Given exercise
In the letters on AI and free will, copy the passage that begins at "The final output" and stops after "their final form.", substituting "sensory inputs" for "external stimuli".

Selected excerpt
AI’s countless failings
foretold in fiction
13 April, p 12
From Nick Goddard,
Manchester, UK
So Deepmind’s artificial
intelligence can’t add up. That
reminds me of the late, great
Stanislaw Lem, who foresaw this
more than 50 years ago in his
short story Trurl’s Machine. The
eponymous inventor creates an
eight-storey thinking machine
that, when asked to calculate
two plus two, thinks for a while
and replies “seven”. At least
Deepmind’s AI didn’t try to kill its
creators – unlike Trurl’s machine.
Free will is complicated,
let’s leave it at that
Letters, 25 May
From Neil Higgins,
Abingdon, Oxfordshire, UK
I would like to challenge the
view of mathematics presented in
Peter Bennett’s letter on the topic
of free will. He seems to think that
mathematics can only deal with
problems that can be described in
either a simplistic deterministic
way or as the result of entirely
random events. He is therefore
incapable of describing
phenomena where hysteresis
is involved, a feature that would
seem essential if free will implies
that different outcomes can occur
for ostensibly the same inputs.
The final output of a mind
that creates the actions of a “free
agent” may be expected to have a
complex relationship to the prior
states and external stimuli that
produced it. Indeed, it is probable
that elements of the end state act
through feedback mechanisms
on their prior states, before
coalescing into their final form.
The complexity of such a
highly nonlinear process in the
brain may be almost impossible to
model comprehensively, but it can
be represented by mathematics,
even if the state information and
details of the interactions will
always elude us.

Supplied data
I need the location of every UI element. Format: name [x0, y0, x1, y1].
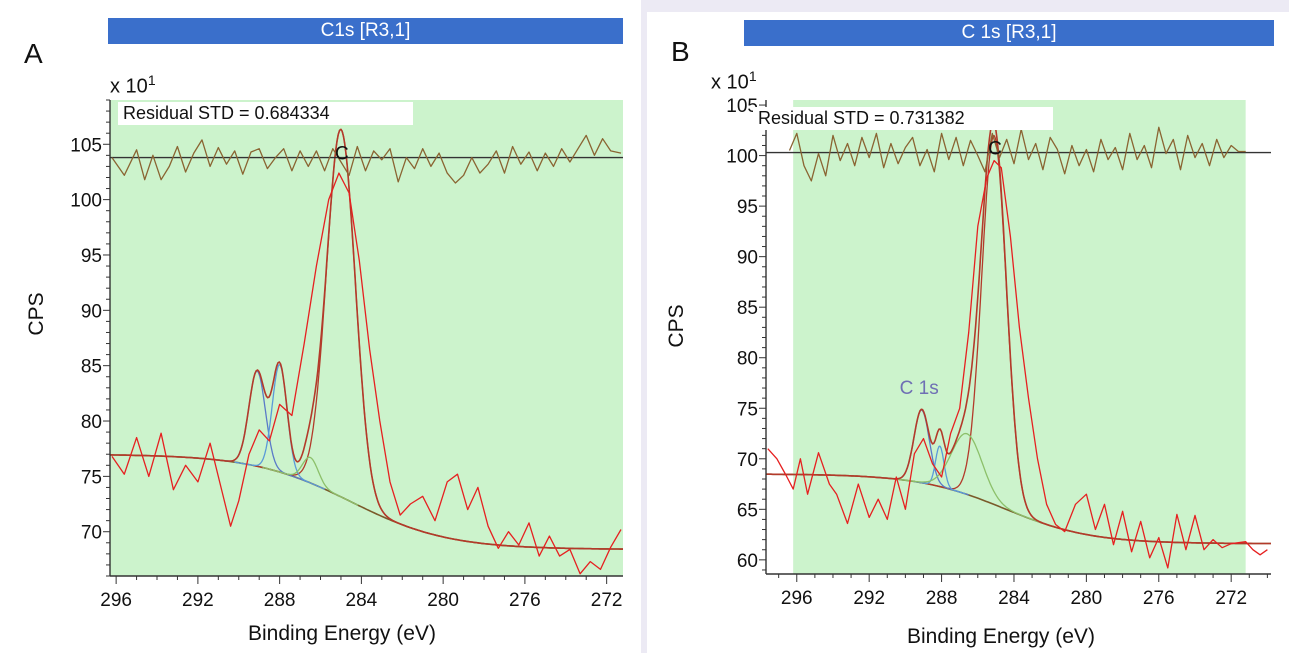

Written solution
The final output of a mind
that creates the actions of a “free
agent” may be expected to have a
complex relationship to the prior
states and sensory inputs that
produced it. Indeed, it is probable
that elements of the end state act
through feedback mechanisms
on their prior states, before
coalescing into their final form.